◆ **Exercise**
Copy out every one of the rows below, line by line and character for character. Leave the pictures out of your copy.
-- BEGIN --
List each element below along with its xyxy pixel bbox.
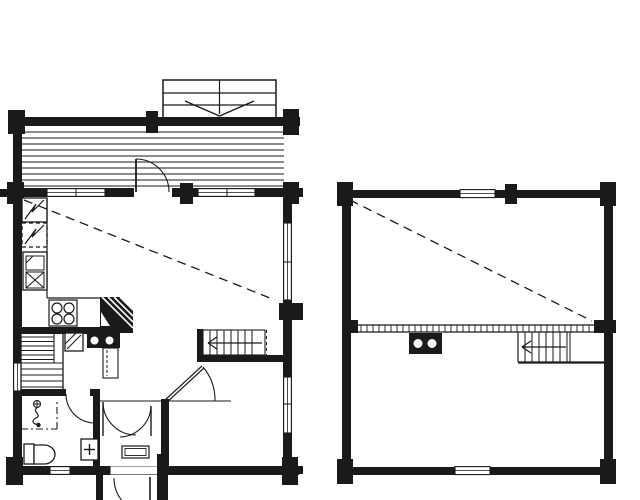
gf-porch-wall <box>96 475 103 500</box>
uf-log-post <box>337 459 353 484</box>
gf-door-arc <box>203 367 215 401</box>
floor-plan-canvas <box>0 0 640 500</box>
gf-door-arc <box>120 406 151 437</box>
gf-door-leaf <box>164 366 202 401</box>
gf-stove-burner <box>52 303 62 313</box>
gf-bath-top-wall <box>21 389 66 396</box>
gf-hall-bedroom-wall <box>161 399 169 466</box>
gf-entry-opening <box>110 466 157 474</box>
gf-log-stub <box>293 188 303 197</box>
gf-stove-burner <box>64 314 74 324</box>
gf-shower-hose <box>33 408 38 424</box>
uf-log-post <box>337 182 353 206</box>
gf-chimney-flue <box>91 337 99 345</box>
gf-log-post <box>180 183 193 204</box>
uf-railing-post <box>594 320 616 333</box>
gf-deck-door-opening <box>134 188 172 198</box>
gf-bath-top-wall <box>90 389 100 396</box>
gf-porch-wall <box>157 475 168 500</box>
gf-sink-unit <box>23 252 47 290</box>
uf-chimney-flue <box>414 339 423 348</box>
uf-stair-arrow <box>522 341 531 347</box>
uf-log-post <box>600 459 616 484</box>
gf-deck-door-arc <box>136 159 169 192</box>
gf-stair-wall <box>197 355 292 362</box>
uf-chimney-flue <box>428 339 437 348</box>
uf-railing-post <box>344 320 358 333</box>
gf-shower-head <box>36 423 40 427</box>
gf-toilet-tank <box>24 444 34 464</box>
gf-fireplace <box>100 297 133 333</box>
gf-log-post <box>6 457 23 485</box>
uf-log-post <box>505 184 517 204</box>
gf-stove-burner <box>64 303 74 313</box>
gf-toilet-bowl <box>34 445 55 464</box>
gf-log-post <box>146 111 158 133</box>
gf-entry-door-arc <box>114 478 150 500</box>
gf-loft-edge-dashed <box>24 200 275 300</box>
gf-log-post <box>283 109 299 135</box>
gf-chimney-flue <box>106 337 114 345</box>
gf-kitchen-wall <box>21 327 101 334</box>
uf-loft-edge-dashed <box>350 200 592 321</box>
floor-plan-drawing <box>0 0 640 500</box>
gf-stove-burner <box>52 314 62 324</box>
uf-log-post <box>600 182 616 206</box>
gf-door-leaf <box>166 368 204 403</box>
gf-closet <box>122 446 149 458</box>
gf-door-arc <box>103 402 136 435</box>
gf-stair-end-wall <box>197 329 203 357</box>
gf-hall-cabinet <box>103 348 118 378</box>
gf-door-arc <box>66 394 95 423</box>
gf-log-post <box>279 303 303 320</box>
gf-left-wall <box>13 117 22 475</box>
gf-log-stub <box>292 466 303 474</box>
uf-stair-arrow <box>522 347 531 353</box>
-- END --
◆ **Exercise output**
List each element below along with its xyxy pixel bbox.
gf-porch-wall <box>96 475 103 500</box>
uf-log-post <box>337 459 353 484</box>
gf-door-arc <box>203 367 215 401</box>
floor-plan-canvas <box>0 0 640 500</box>
gf-door-arc <box>120 406 151 437</box>
gf-door-leaf <box>164 366 202 401</box>
gf-stove-burner <box>52 303 62 313</box>
gf-bath-top-wall <box>21 389 66 396</box>
gf-hall-bedroom-wall <box>161 399 169 466</box>
gf-entry-opening <box>110 466 157 474</box>
gf-log-stub <box>293 188 303 197</box>
gf-stove-burner <box>64 314 74 324</box>
gf-shower-hose <box>33 408 38 424</box>
uf-log-post <box>337 182 353 206</box>
gf-chimney-flue <box>91 337 99 345</box>
gf-log-post <box>180 183 193 204</box>
uf-railing-post <box>594 320 616 333</box>
gf-deck-door-opening <box>134 188 172 198</box>
gf-bath-top-wall <box>90 389 100 396</box>
gf-porch-wall <box>157 475 168 500</box>
gf-sink-unit <box>23 252 47 290</box>
uf-chimney-flue <box>414 339 423 348</box>
uf-stair-arrow <box>522 341 531 347</box>
uf-log-post <box>600 459 616 484</box>
gf-deck-door-arc <box>136 159 169 192</box>
gf-stair-wall <box>197 355 292 362</box>
uf-chimney-flue <box>428 339 437 348</box>
uf-railing-post <box>344 320 358 333</box>
gf-shower-head <box>36 423 40 427</box>
gf-toilet-tank <box>24 444 34 464</box>
gf-fireplace <box>100 297 133 333</box>
gf-log-post <box>6 457 23 485</box>
uf-log-post <box>505 184 517 204</box>
gf-stove-burner <box>64 303 74 313</box>
gf-toilet-bowl <box>34 445 55 464</box>
gf-log-post <box>146 111 158 133</box>
gf-entry-door-arc <box>114 478 150 500</box>
gf-loft-edge-dashed <box>24 200 275 300</box>
gf-log-post <box>283 109 299 135</box>
gf-chimney-flue <box>106 337 114 345</box>
gf-kitchen-wall <box>21 327 101 334</box>
uf-loft-edge-dashed <box>350 200 592 321</box>
floor-plan-drawing <box>0 0 640 500</box>
gf-stove-burner <box>52 314 62 324</box>
uf-log-post <box>600 182 616 206</box>
gf-door-leaf <box>166 368 204 403</box>
gf-closet <box>122 446 149 458</box>
gf-door-arc <box>103 402 136 435</box>
gf-stair-end-wall <box>197 329 203 357</box>
gf-hall-cabinet <box>103 348 118 378</box>
gf-door-arc <box>66 394 95 423</box>
gf-log-post <box>279 303 303 320</box>
gf-left-wall <box>13 117 22 475</box>
gf-log-stub <box>292 466 303 474</box>
uf-stair-arrow <box>522 347 531 353</box>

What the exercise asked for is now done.